Begin
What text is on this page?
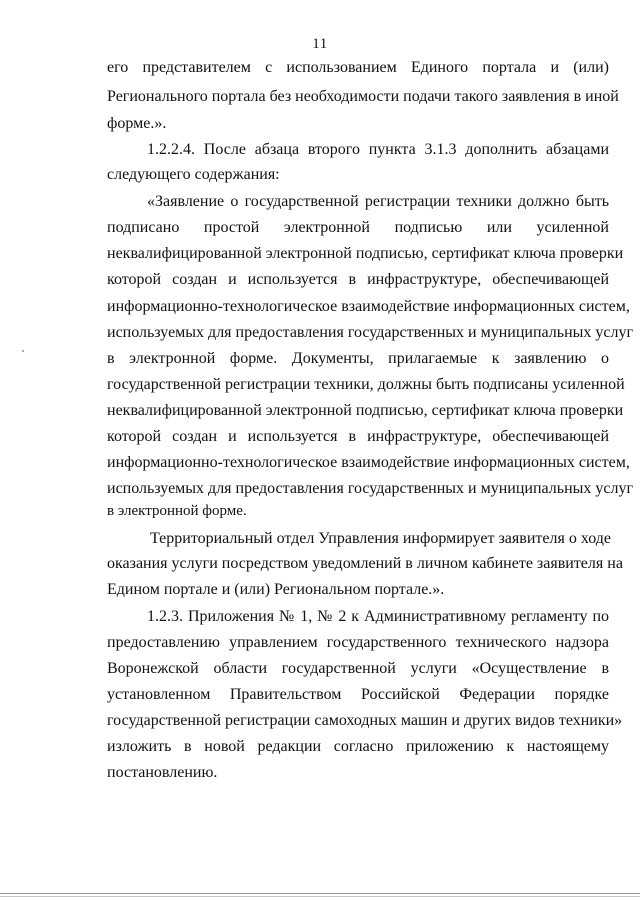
11
его представителем с использованием Единого портала и (или)
Регионального портала без необходимости подачи такого заявления в иной
форме.».
1.2.2.4. После абзаца второго пункта 3.1.3 дополнить абзацами
следующего содержания:
«Заявление о государственной регистрации техники должно быть
подписано простой электронной подписью или усиленной
неквалифицированной электронной подписью, сертификат ключа проверки
которой создан и используется в инфраструктуре, обеспечивающей
информационно-технологическое взаимодействие информационных систем,
используемых для предоставления государственных и муниципальных услуг
в электронной форме. Документы, прилагаемые к заявлению о
государственной регистрации техники, должны быть подписаны усиленной
неквалифицированной электронной подписью, сертификат ключа проверки
которой создан и используется в инфраструктуре, обеспечивающей
информационно-технологическое взаимодействие информационных систем,
используемых для предоставления государственных и муниципальных услуг
в электронной форме.
Территориальный отдел Управления информирует заявителя о ходе
оказания услуги посредством уведомлений в личном кабинете заявителя на
Едином портале и (или) Региональном портале.».
1.2.3. Приложения № 1, № 2 к Административному регламенту по
предоставлению управлением государственного технического надзора
Воронежской области государственной услуги «Осуществление в
установленном Правительством Российской Федерации порядке
государственной регистрации самоходных машин и других видов техники»
изложить в новой редакции согласно приложению к настоящему
постановлению.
End
# What you are asked to do
Reproduce every line from the entries that holds the word "заявителя".

# Exercise output
Территориальный отдел Управления информирует заявителя о ходе
оказания услуги посредством уведомлений в личном кабинете заявителя на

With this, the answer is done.